--- start of Material shown ---

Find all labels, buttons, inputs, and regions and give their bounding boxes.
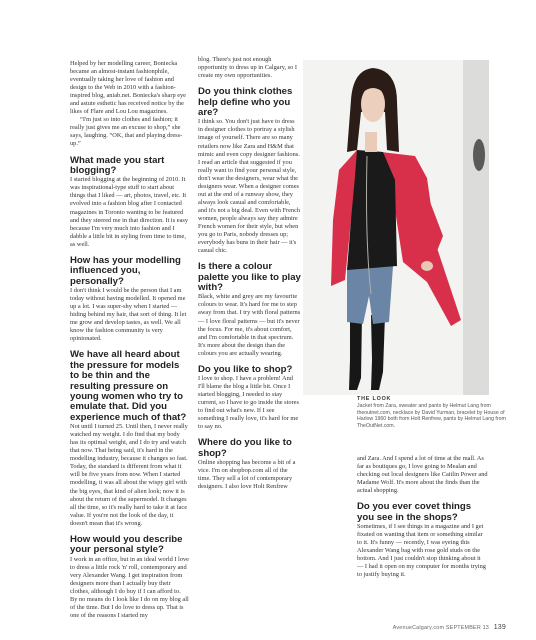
caption-heading: THE LOOK xyxy=(357,396,392,402)
issue-date: SEPTEMBER 13 xyxy=(445,625,490,631)
section-heading: What made you start blogging? xyxy=(70,154,165,176)
body-paragraph: blog. There's just not enough opportunity to dress up in Calgary, so I create my own opportunities. xyxy=(198,56,297,80)
body-paragraph: I work in an office, but in an ideal world I love to dress a little rock 'n' roll, contemporary and very Alexander Wang. I get inspiration from designers more than I actually buy their clothes, although I do buy if I can afford to. By no means do I look like I do on my blog all of the time. But I do love to dress up. That is one of the reasons I started my xyxy=(70,555,189,619)
section-heading: Is there a colour palette you like to play with? xyxy=(198,261,301,293)
body-paragraph: I love to shop. I have a problem! And I'll blame the blog a little bit. Once I started blogging, I needed to stay current, so I have to go inside the stores to find out what's new. If I see something I really love, it's hard for me to say no. xyxy=(198,375,299,431)
section-heading: Do you ever covet things you see in the shops? xyxy=(357,501,472,523)
body-paragraph: I think so. You don't just have to dress in designer clothes to portray a stylish image of yourself. There are so many retailers now like Zara and H&M that mimic and even copy designer fashions. I read an article that suggested if you really want to find your personal style, don't wear the designers, wear what the designers wear. When a designer comes out at the end of a runway show, they always look casual and comfortable, and it's not a big deal. Even with French women, people always say they admire French women for their style, but when you go to Paris, nobody dresses up; everybody has buns in their hair — it's casual chic. xyxy=(198,118,301,255)
photo-caption xyxy=(357,396,507,429)
body-paragraph: I started blogging at the beginning of 2010. It was inspirational-type stuff to start about things that I liked — art, photos, travel, etc. It evolved into a fashion blog after I contacted magazines in Toronto wanting to be featured and they steered me in that direction. It is easy because I'm very much into fashion and I dabble a little bit in styling from time to time, as well. xyxy=(70,176,189,248)
body-paragraph: Helped by her modelling career, Boniecka became an almost-instant fashionphile, eventually taking her love of fashion and design to the Web in 2010 with a fashion-inspired blog, aniab.net. Boniecka's sharp eye and astute esthetic has received notice by the likes of Flare and Lou Lou magazines. xyxy=(70,60,187,116)
page-footer xyxy=(393,624,506,631)
model-photo-illustration xyxy=(303,60,489,395)
wall-lamp-icon xyxy=(473,139,485,171)
section-heading: How would you describe your personal style? xyxy=(70,533,183,556)
body-paragraph: “I'm just so into clothes and fashion; it really just gives me an excuse to shop,” she says, laughing. “OK, that and playing dress-up.” xyxy=(70,116,183,148)
article-column-2 xyxy=(198,56,301,491)
caption-body: Jacket from Zara, sweater and pants by Helmut Lang from theoutnet.com, necklace by David Yurman, bracelet by House of Harlow 1960 both from Holt Renfrew, pants by Helmut Lang from TheOutNet.com. xyxy=(357,403,506,429)
body-paragraph: Sometimes, if I see things in a magazine and I get fixated on wanting that item or something similar to it. It's funny — recently, I was eyeing this Alexander Wang bag with rose gold studs on the bottom. And I just couldn't stop thinking about it — I had it open on my computer for months trying to justify buying it. xyxy=(357,523,486,579)
article-column-1 xyxy=(70,60,189,620)
section-heading: Where do you like to shop? xyxy=(198,437,292,459)
section-heading: Do you like to shop? xyxy=(198,363,293,375)
article-column-3 xyxy=(357,455,488,579)
body-paragraph: Online shopping has become a bit of a vice. I'm on shopbop.com all of the time. They sell a lot of contemporary designers. I also love Holt Renfrew xyxy=(198,459,296,491)
body-paragraph: Not until I turned 25. Until then, I never really watched my weight. I do find that my body has its optimal weight, and I do try and watch that now. That being said, it's hard in the modelling industry, because it changes so fast. Today, the standard is different from what it will be five years from now. When I started modelling, it was all about the wispy girl with the big eyes, that kind of alien look; now it is about the return of the supermodel. It changes all the time, so it's really hard to take it at face value. If you're not the look of the day, it doesn't mean that it's wrong. xyxy=(70,423,188,527)
page-number: 139 xyxy=(493,624,506,631)
model-photo xyxy=(303,60,489,395)
section-heading: Do you think clothes help define who you are? xyxy=(198,86,293,118)
body-paragraph: I don't think I would be the person that I am today without having modelled. It opened me up a lot. I was super-shy when I started — hiding behind my hair, that sort of thing. It let me grow and develop tastes, as well. We all know the fashion community is very opinionated. xyxy=(70,286,187,343)
section-heading: We have all heard about the pressure for models to be thin and the resulting pressure on young women who try to emulate that. Did you experience much of that? xyxy=(70,349,187,423)
body-paragraph: Black, white and grey are my favourite colours to wear. It's hard for me to step away from that. I try with floral patterns — I love floral patterns — but it's never the focus. For me, it's about comfort, and I'm comfortable in that spectrum. It's more about the design than the colours you are actually wearing. xyxy=(198,293,301,357)
publication-url[interactable]: AvenueCalgary.com xyxy=(392,625,445,631)
section-heading: How has your modelling influenced you, personally? xyxy=(70,254,181,287)
body-paragraph: and Zara. And I spend a lot of time at the mall. As far as boutiques go, I love going to Mealan and checking out local designers like Caitlin Power and Madame Wolf. It's more about the finds than the actual shopping. xyxy=(357,455,488,495)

--- end of Material shown ---

Please retype all of the records above word for word, leaving the pictures out of your answer.

Solution for this task:
Find all labels, buttons, inputs, and regions and give their bounding boxes.
caption-heading: THE LOOK xyxy=(357,396,392,402)
issue-date: SEPTEMBER 13 xyxy=(445,625,490,631)
section-heading: What made you start blogging? xyxy=(70,154,165,176)
body-paragraph: blog. There's just not enough opportunity to dress up in Calgary, so I create my own opportunities. xyxy=(198,56,297,80)
body-paragraph: I work in an office, but in an ideal world I love to dress a little rock 'n' roll, contemporary and very Alexander Wang. I get inspiration from designers more than I actually buy their clothes, although I do buy if I can afford to. By no means do I look like I do on my blog all of the time. But I do love to dress up. That is one of the reasons I started my xyxy=(70,555,189,619)
section-heading: Is there a colour palette you like to play with? xyxy=(198,261,301,293)
body-paragraph: I love to shop. I have a problem! And I'll blame the blog a little bit. Once I started blogging, I needed to stay current, so I have to go inside the stores to find out what's new. If I see something I really love, it's hard for me to say no. xyxy=(198,375,299,431)
section-heading: Do you ever covet things you see in the shops? xyxy=(357,501,472,523)
body-paragraph: I think so. You don't just have to dress in designer clothes to portray a stylish image of yourself. There are so many retailers now like Zara and H&M that mimic and even copy designer fashions. I read an article that suggested if you really want to find your personal style, don't wear the designers, wear what the designers wear. When a designer comes out at the end of a runway show, they always look casual and comfortable, and it's not a big deal. Even with French women, people always say they admire French women for their style, but when you go to Paris, nobody dresses up; everybody has buns in their hair — it's casual chic. xyxy=(198,118,301,255)
photo-caption xyxy=(357,396,507,429)
body-paragraph: I started blogging at the beginning of 2010. It was inspirational-type stuff to start about things that I liked — art, photos, travel, etc. It evolved into a fashion blog after I contacted magazines in Toronto wanting to be featured and they steered me in that direction. It is easy because I'm very much into fashion and I dabble a little bit in styling from time to time, as well. xyxy=(70,176,189,248)
body-paragraph: Helped by her modelling career, Boniecka became an almost-instant fashionphile, eventually taking her love of fashion and design to the Web in 2010 with a fashion-inspired blog, aniab.net. Boniecka's sharp eye and astute esthetic has received notice by the likes of Flare and Lou Lou magazines. xyxy=(70,60,187,116)
page-footer xyxy=(393,624,506,631)
model-photo-illustration xyxy=(303,60,489,395)
wall-lamp-icon xyxy=(473,139,485,171)
section-heading: How would you describe your personal style? xyxy=(70,533,183,556)
body-paragraph: “I'm just so into clothes and fashion; it really just gives me an excuse to shop,” she says, laughing. “OK, that and playing dress-up.” xyxy=(70,116,183,148)
article-column-2 xyxy=(198,56,301,491)
caption-body: Jacket from Zara, sweater and pants by Helmut Lang from theoutnet.com, necklace by David Yurman, bracelet by House of Harlow 1960 both from Holt Renfrew, pants by Helmut Lang from TheOutNet.com. xyxy=(357,403,506,429)
body-paragraph: Sometimes, if I see things in a magazine and I get fixated on wanting that item or something similar to it. It's funny — recently, I was eyeing this Alexander Wang bag with rose gold studs on the bottom. And I just couldn't stop thinking about it — I had it open on my computer for months trying to justify buying it. xyxy=(357,523,486,579)
article-column-1 xyxy=(70,60,189,620)
section-heading: Where do you like to shop? xyxy=(198,437,292,459)
section-heading: Do you like to shop? xyxy=(198,363,293,375)
article-column-3 xyxy=(357,455,488,579)
body-paragraph: Online shopping has become a bit of a vice. I'm on shopbop.com all of the time. They sell a lot of contemporary designers. I also love Holt Renfrew xyxy=(198,459,296,491)
body-paragraph: Not until I turned 25. Until then, I never really watched my weight. I do find that my body has its optimal weight, and I do try and watch that now. That being said, it's hard in the modelling industry, because it changes so fast. Today, the standard is different from what it will be five years from now. When I started modelling, it was all about the wispy girl with the big eyes, that kind of alien look; now it is about the return of the supermodel. It changes all the time, so it's really hard to take it at face value. If you're not the look of the day, it doesn't mean that it's wrong. xyxy=(70,423,188,527)
page-number: 139 xyxy=(493,624,506,631)
model-photo xyxy=(303,60,489,395)
section-heading: Do you think clothes help define who you are? xyxy=(198,86,293,118)
body-paragraph: I don't think I would be the person that I am today without having modelled. It opened me up a lot. I was super-shy when I started — hiding behind my hair, that sort of thing. It let me grow and develop tastes, as well. We all know the fashion community is very opinionated. xyxy=(70,286,187,343)
section-heading: We have all heard about the pressure for models to be thin and the resulting pressure on young women who try to emulate that. Did you experience much of that? xyxy=(70,349,187,423)
body-paragraph: Black, white and grey are my favourite colours to wear. It's hard for me to step away from that. I try with floral patterns — I love floral patterns — but it's never the focus. For me, it's about comfort, and I'm comfortable in that spectrum. It's more about the design than the colours you are actually wearing. xyxy=(198,293,301,357)
publication-url[interactable]: AvenueCalgary.com xyxy=(392,625,445,631)
section-heading: How has your modelling influenced you, personally? xyxy=(70,254,181,287)
body-paragraph: and Zara. And I spend a lot of time at the mall. As far as boutiques go, I love going to Mealan and checking out local designers like Caitlin Power and Madame Wolf. It's more about the finds than the actual shopping. xyxy=(357,455,488,495)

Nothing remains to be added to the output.